EXERCISE PROMPT: Report every line in the listing that contains the string "航空护卫站安防监控组".
◇ ◇ ◇ ◇
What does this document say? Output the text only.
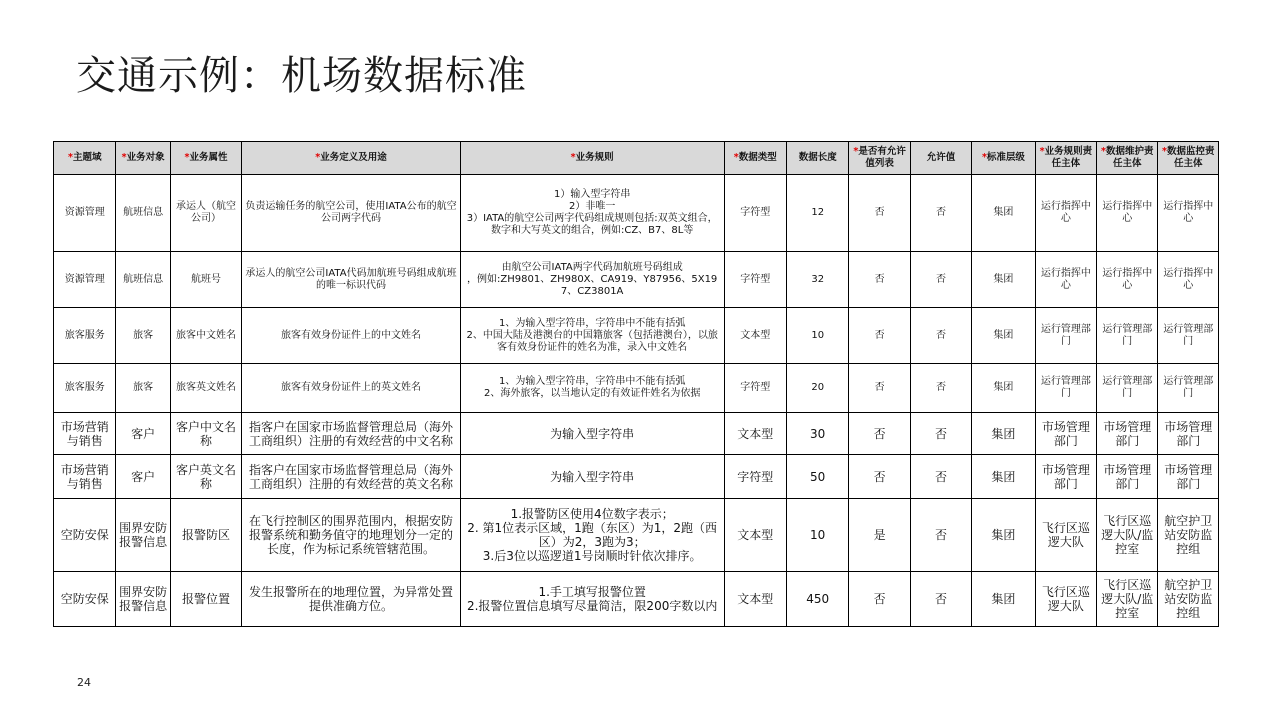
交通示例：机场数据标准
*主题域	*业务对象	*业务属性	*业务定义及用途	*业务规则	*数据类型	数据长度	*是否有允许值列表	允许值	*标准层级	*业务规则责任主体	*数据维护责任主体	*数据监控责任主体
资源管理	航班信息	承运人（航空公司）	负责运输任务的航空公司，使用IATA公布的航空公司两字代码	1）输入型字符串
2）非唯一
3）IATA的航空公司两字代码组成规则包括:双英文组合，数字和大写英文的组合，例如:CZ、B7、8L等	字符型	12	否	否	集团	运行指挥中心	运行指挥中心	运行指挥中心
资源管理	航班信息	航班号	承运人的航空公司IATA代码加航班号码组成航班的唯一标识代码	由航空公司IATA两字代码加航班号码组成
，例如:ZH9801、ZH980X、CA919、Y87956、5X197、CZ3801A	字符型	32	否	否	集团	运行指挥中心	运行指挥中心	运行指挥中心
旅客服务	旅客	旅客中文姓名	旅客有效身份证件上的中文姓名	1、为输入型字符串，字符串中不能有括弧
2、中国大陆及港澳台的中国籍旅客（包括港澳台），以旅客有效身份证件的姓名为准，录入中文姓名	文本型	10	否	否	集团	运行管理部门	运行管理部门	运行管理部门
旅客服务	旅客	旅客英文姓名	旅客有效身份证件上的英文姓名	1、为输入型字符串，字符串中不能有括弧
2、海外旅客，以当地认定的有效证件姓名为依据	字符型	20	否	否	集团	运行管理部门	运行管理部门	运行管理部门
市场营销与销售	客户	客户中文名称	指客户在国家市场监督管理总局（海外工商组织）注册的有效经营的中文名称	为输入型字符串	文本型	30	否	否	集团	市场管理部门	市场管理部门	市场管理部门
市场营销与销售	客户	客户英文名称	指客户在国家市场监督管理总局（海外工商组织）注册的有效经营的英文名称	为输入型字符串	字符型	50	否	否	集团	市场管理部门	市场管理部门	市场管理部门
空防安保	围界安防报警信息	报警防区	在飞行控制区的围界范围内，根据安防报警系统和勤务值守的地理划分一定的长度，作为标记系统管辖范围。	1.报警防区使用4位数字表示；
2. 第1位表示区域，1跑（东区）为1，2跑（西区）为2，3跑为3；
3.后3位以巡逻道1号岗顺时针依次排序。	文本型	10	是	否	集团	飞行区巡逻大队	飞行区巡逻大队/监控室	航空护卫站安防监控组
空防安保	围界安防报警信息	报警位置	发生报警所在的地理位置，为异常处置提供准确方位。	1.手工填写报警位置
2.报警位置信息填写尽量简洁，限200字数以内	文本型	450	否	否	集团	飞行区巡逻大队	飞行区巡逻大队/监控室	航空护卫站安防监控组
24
◇ ◇ ◇ ◇
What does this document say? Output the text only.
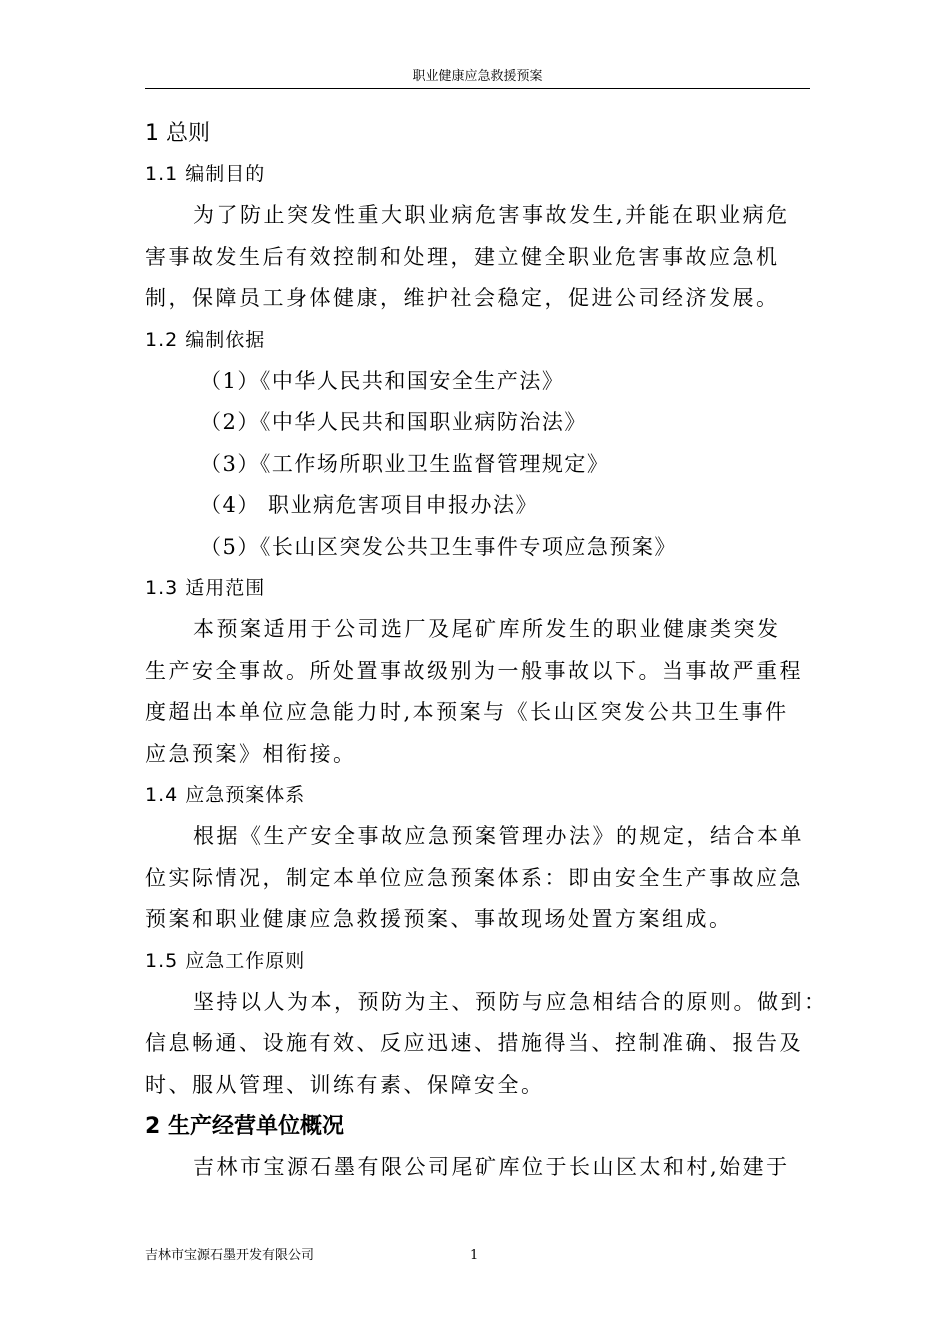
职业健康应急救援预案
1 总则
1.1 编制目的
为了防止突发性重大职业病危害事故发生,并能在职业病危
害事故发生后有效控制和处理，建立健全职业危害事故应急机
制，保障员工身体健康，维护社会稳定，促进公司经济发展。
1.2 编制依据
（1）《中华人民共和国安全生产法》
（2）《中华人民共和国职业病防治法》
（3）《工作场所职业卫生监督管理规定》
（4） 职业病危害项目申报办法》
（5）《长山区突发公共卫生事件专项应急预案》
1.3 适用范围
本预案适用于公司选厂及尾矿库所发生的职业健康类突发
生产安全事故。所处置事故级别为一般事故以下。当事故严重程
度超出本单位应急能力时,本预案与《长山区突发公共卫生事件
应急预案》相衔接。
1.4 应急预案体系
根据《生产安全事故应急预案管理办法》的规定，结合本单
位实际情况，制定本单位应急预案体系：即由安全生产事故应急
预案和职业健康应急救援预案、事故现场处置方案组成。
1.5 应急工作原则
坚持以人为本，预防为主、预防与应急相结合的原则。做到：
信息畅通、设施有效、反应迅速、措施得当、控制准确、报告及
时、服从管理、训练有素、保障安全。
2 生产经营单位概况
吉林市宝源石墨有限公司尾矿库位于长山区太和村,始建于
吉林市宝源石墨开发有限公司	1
◇ ◇ ◇ ◇
OUTPUT:
3.后3位以巡逻道1号岗顺时针依次排序。	文本型	10	是	否	集团	飞行区巡逻大队	飞行区巡逻大队/监控室	航空护卫站安防监控组
2.报警位置信息填写尽量简洁，限200字数以内	文本型	450	否	否	集团	飞行区巡逻大队	飞行区巡逻大队/监控室	航空护卫站安防监控组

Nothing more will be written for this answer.